EXERCISE TASK
Can you print, word for word, the part of the passage on MS COCO detection metrics that opens with "Since the introduction" and closes with "et al. (2018)."?

DOCUMENT EXTRACT
-- Begin --

Since the introduction of MS COCO, more attention has been placed on the accuracy of the bounding box location. Instead of using a fixed IOU threshold, MS COCO introduces a few metrics (summarized in Table 5) for characterizing the performance of an object detector. For instance, in contrast to the traditional mAP computed at a single IoU of 0.5, $AP_{{ coco}}$ is averaged across all object categories and multiple IOU values from 0.5 to 0.95 in steps of 0.05. Because $41\%$ of the objects in MS COCO are small and $24\%$ are large, metrics $AP_{{ coco}}^{{ small}}$, $AP_{{ coco}}^{{ medium}}$ and $AP_{{ coco}}^{{ large}}$ are also introduced. Finally, Table 5 summarizes the main metrics used in the PASCAL, ILSVRC and MS COCO object detection challenges, with metric modifications for the Open Images challenges proposed in Kuznetsova et al. (2018).

-- End --

RECORD LIST

-- Begin --

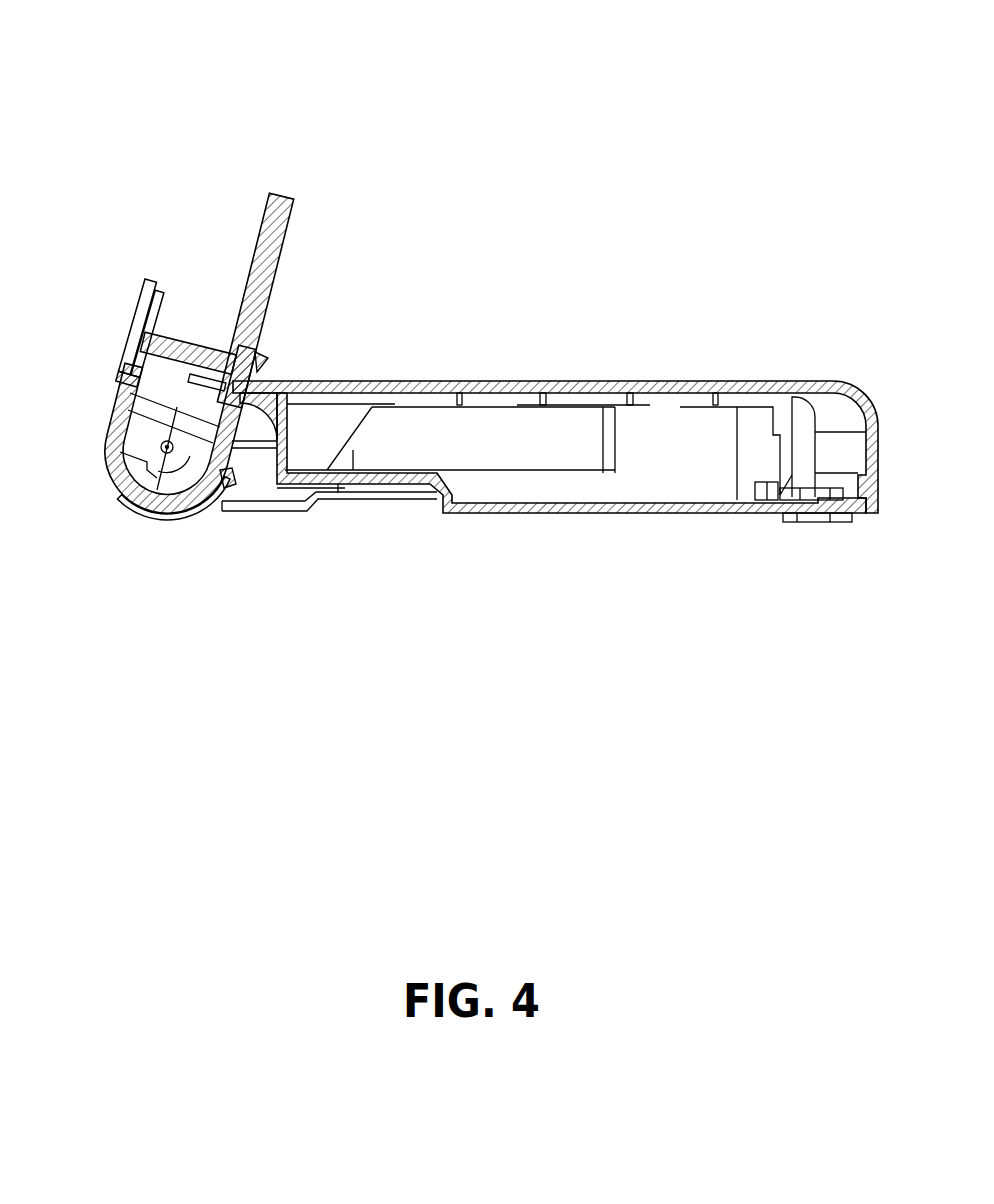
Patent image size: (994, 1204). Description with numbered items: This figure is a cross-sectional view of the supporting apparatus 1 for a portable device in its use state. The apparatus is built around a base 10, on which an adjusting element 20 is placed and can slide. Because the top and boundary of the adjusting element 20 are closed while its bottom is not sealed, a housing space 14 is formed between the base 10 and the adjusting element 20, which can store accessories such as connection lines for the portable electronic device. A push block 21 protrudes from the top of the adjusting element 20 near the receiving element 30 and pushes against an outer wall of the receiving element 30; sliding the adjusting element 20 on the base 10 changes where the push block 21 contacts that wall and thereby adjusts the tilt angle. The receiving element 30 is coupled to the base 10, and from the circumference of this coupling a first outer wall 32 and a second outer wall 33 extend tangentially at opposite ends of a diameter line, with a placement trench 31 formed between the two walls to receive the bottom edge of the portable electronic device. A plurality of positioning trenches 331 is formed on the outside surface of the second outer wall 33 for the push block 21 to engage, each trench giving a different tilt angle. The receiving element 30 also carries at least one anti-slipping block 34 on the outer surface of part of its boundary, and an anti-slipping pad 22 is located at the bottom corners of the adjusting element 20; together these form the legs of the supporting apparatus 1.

The supporting apparatus 1 is at (530, 285).
The base 10 is at (542, 517).
The housing space 14 is at (558, 440).
The adjusting element 20 is at (622, 383).
The push block 21 is at (293, 380).
The anti-slipping pad 22 is at (835, 517).
The receiving element 30 is at (113, 490).
The placement trench 31 is at (200, 335).
The first outer wall 32 is at (138, 327).
The second outer wall 33 is at (290, 233).
The positioning trench 331 is at (253, 352).
The anti-slipping block 34 is at (167, 517).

-- End --

SOLUTION TO THIS TASK
Since the introduction of MS COCO, more attention has been placed on the accuracy of the bounding box location. Instead of using a fixed IOU threshold, MS COCO introduces a few metrics (summarized in Table 5) for characterizing the performance of an object detector. For instance, in contrast to the traditional mAP computed at a single IoU of 0.5, $AP_{{ coco}}$ is averaged across all object categories and multiple IOU values from 0.5 to 0.95 in steps of 0.05. Because $41\%$ of the objects in MS COCO are small and $24\%$ are large, metrics $AP_{{ coco}}^{{ small}}$, $AP_{{ coco}}^{{ medium}}$ and $AP_{{ coco}}^{{ large}}$ are also introduced. Finally, Table 5 summarizes the main metrics used in the PASCAL, ILSVRC and MS COCO object detection challenges, with metric modifications for the Open Images challenges proposed in Kuznetsova et al. (2018).